Data excerpts
------------------------------------------------
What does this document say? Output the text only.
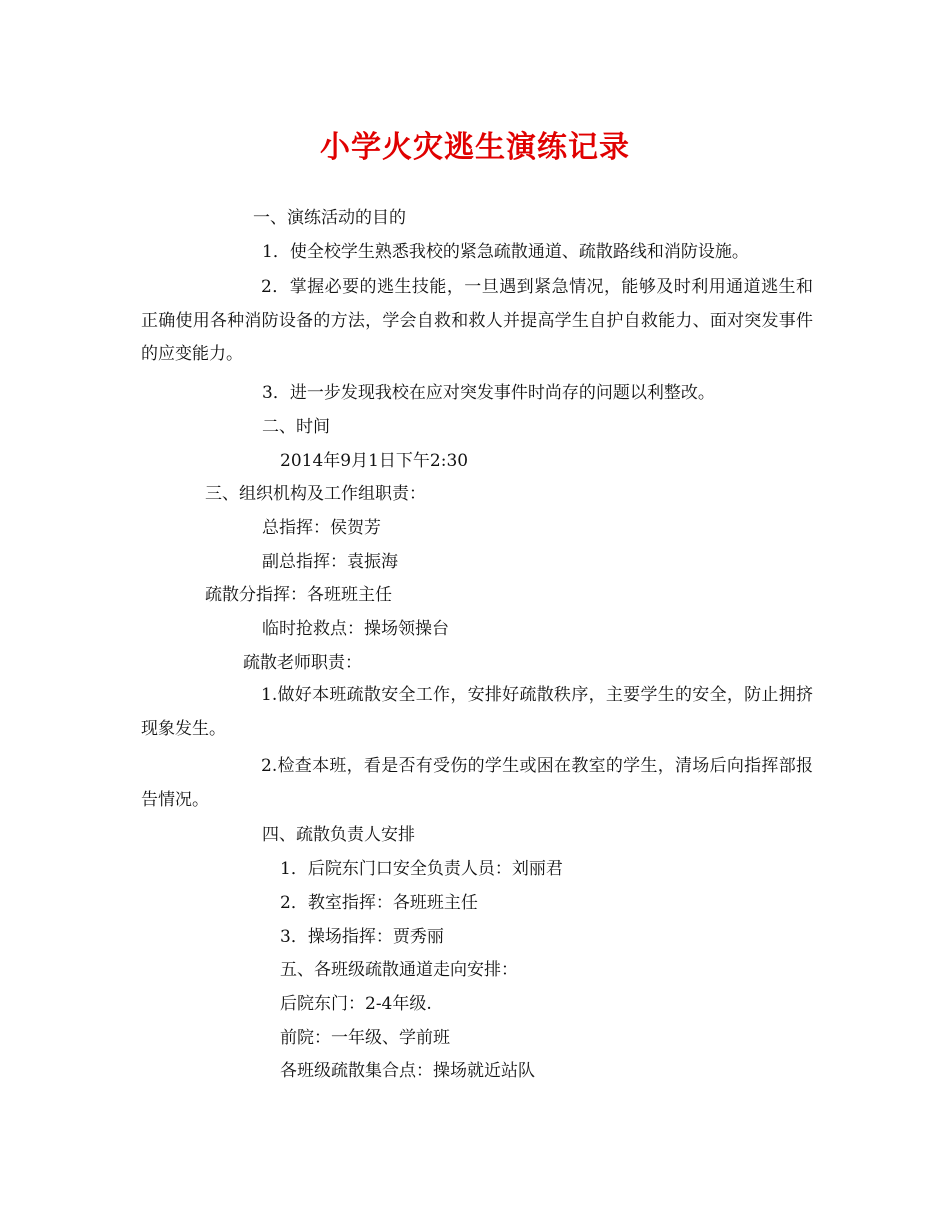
小学火灾逃生演练记录
一、演练活动的目的
1．使全校学生熟悉我校的紧急疏散通道、疏散路线和消防设施。
2．掌握必要的逃生技能，一旦遇到紧急情况，能够及时利用通道逃生和正确使用各种消防设备的方法，学会自救和救人并提高学生自护自救能力、面对突发事件的应变能力。
3．进一步发现我校在应对突发事件时尚存的问题以利整改。
二、时间
2014年9月1日下午2:30
三、组织机构及工作组职责：
总指挥：侯贺芳
副总指挥：袁振海
疏散分指挥：各班班主任
临时抢救点：操场领操台
疏散老师职责：
1.做好本班疏散安全工作，安排好疏散秩序，主要学生的安全，防止拥挤现象发生。
2.检查本班，看是否有受伤的学生或困在教室的学生，清场后向指挥部报告情况。
四、疏散负责人安排
1．后院东门口安全负责人员：刘丽君
2．教室指挥：各班班主任
3．操场指挥：贾秀丽
五、各班级疏散通道走向安排：
后院东门：2-4年级.
前院：一年级、学前班
各班级疏散集合点：操场就近站队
------------------------------------------------
* [Aim of the task]: All entries must be written out again exactly as given, with no pictures in the copy.

* [Written answer]:
What does this document say? Output the text only.
小学火灾逃生演练记录
一、演练活动的目的
1．使全校学生熟悉我校的紧急疏散通道、疏散路线和消防设施。
2．掌握必要的逃生技能，一旦遇到紧急情况，能够及时利用通道逃生和正确使用各种消防设备的方法，学会自救和救人并提高学生自护自救能力、面对突发事件的应变能力。
3．进一步发现我校在应对突发事件时尚存的问题以利整改。
二、时间
2014年9月1日下午2:30
三、组织机构及工作组职责：
总指挥：侯贺芳
副总指挥：袁振海
疏散分指挥：各班班主任
临时抢救点：操场领操台
疏散老师职责：
1.做好本班疏散安全工作，安排好疏散秩序，主要学生的安全，防止拥挤现象发生。
2.检查本班，看是否有受伤的学生或困在教室的学生，清场后向指挥部报告情况。
四、疏散负责人安排
1．后院东门口安全负责人员：刘丽君
2．教室指挥：各班班主任
3．操场指挥：贾秀丽
五、各班级疏散通道走向安排：
后院东门：2-4年级.
前院：一年级、学前班
各班级疏散集合点：操场就近站队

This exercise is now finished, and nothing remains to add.